Extract the listing in its entirety, keeping each line identical to the original.

[Data items]
***

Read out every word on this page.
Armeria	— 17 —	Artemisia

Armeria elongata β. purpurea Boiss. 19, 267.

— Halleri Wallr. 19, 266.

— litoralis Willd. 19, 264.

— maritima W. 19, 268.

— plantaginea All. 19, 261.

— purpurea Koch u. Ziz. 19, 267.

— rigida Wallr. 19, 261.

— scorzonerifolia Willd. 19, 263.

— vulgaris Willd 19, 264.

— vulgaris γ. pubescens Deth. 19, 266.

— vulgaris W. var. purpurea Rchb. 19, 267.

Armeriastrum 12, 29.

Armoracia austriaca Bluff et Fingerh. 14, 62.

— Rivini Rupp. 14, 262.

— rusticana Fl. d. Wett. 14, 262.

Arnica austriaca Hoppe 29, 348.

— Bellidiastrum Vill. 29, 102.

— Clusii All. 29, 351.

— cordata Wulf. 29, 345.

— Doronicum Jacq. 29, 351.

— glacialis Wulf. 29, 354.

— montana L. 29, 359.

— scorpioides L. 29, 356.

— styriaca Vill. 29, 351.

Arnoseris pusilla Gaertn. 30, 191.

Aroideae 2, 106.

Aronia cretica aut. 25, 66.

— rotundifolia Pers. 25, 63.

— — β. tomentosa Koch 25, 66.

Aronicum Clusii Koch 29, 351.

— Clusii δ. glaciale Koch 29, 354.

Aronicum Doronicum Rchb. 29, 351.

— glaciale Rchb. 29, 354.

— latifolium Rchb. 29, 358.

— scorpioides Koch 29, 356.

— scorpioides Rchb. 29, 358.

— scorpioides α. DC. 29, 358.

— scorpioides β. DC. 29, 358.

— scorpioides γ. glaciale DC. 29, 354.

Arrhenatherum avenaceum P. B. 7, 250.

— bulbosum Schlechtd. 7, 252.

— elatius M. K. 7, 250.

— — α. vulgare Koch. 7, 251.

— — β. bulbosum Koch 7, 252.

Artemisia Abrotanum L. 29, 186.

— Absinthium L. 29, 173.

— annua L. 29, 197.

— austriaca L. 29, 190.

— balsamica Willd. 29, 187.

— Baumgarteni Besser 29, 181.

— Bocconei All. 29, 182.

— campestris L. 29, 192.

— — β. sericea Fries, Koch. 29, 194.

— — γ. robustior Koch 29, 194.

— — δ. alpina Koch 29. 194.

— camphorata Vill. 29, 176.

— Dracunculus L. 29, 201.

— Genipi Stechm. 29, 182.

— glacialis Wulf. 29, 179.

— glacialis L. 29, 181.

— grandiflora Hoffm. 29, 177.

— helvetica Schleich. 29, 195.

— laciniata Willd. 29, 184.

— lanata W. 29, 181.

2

***

TASK RESULT:
Read out every word on this page.
Armeria	— 17 —	Artemisia

Armeria elongata β. purpurea Boiss. 19, 267.

— Halleri Wallr. 19, 266.

— litoralis Willd. 19, 264.

— maritima W. 19, 268.

— plantaginea All. 19, 261.

— purpurea Koch u. Ziz. 19, 267.

— rigida Wallr. 19, 261.

— scorzonerifolia Willd. 19, 263.

— vulgaris Willd 19, 264.

— vulgaris γ. pubescens Deth. 19, 266.

— vulgaris W. var. purpurea Rchb. 19, 267.

Armeriastrum 12, 29.

Armoracia austriaca Bluff et Fingerh. 14, 62.

— Rivini Rupp. 14, 262.

— rusticana Fl. d. Wett. 14, 262.

Arnica austriaca Hoppe 29, 348.

— Bellidiastrum Vill. 29, 102.

— Clusii All. 29, 351.

— cordata Wulf. 29, 345.

— Doronicum Jacq. 29, 351.

— glacialis Wulf. 29, 354.

— montana L. 29, 359.

— scorpioides L. 29, 356.

— styriaca Vill. 29, 351.

Arnoseris pusilla Gaertn. 30, 191.

Aroideae 2, 106.

Aronia cretica aut. 25, 66.

— rotundifolia Pers. 25, 63.

— — β. tomentosa Koch 25, 66.

Aronicum Clusii Koch 29, 351.

— Clusii δ. glaciale Koch 29, 354.

Aronicum Doronicum Rchb. 29, 351.

— glaciale Rchb. 29, 354.

— latifolium Rchb. 29, 358.

— scorpioides Koch 29, 356.

— scorpioides Rchb. 29, 358.

— scorpioides α. DC. 29, 358.

— scorpioides β. DC. 29, 358.

— scorpioides γ. glaciale DC. 29, 354.

Arrhenatherum avenaceum P. B. 7, 250.

— bulbosum Schlechtd. 7, 252.

— elatius M. K. 7, 250.

— — α. vulgare Koch. 7, 251.

— — β. bulbosum Koch 7, 252.

Artemisia Abrotanum L. 29, 186.

— Absinthium L. 29, 173.

— annua L. 29, 197.

— austriaca L. 29, 190.

— balsamica Willd. 29, 187.

— Baumgarteni Besser 29, 181.

— Bocconei All. 29, 182.

— campestris L. 29, 192.

— — β. sericea Fries, Koch. 29, 194.

— — γ. robustior Koch 29, 194.

— — δ. alpina Koch 29. 194.

— camphorata Vill. 29, 176.

— Dracunculus L. 29, 201.

— Genipi Stechm. 29, 182.

— glacialis Wulf. 29, 179.

— glacialis L. 29, 181.

— grandiflora Hoffm. 29, 177.

— helvetica Schleich. 29, 195.

— laciniata Willd. 29, 184.

— lanata W. 29, 181.

2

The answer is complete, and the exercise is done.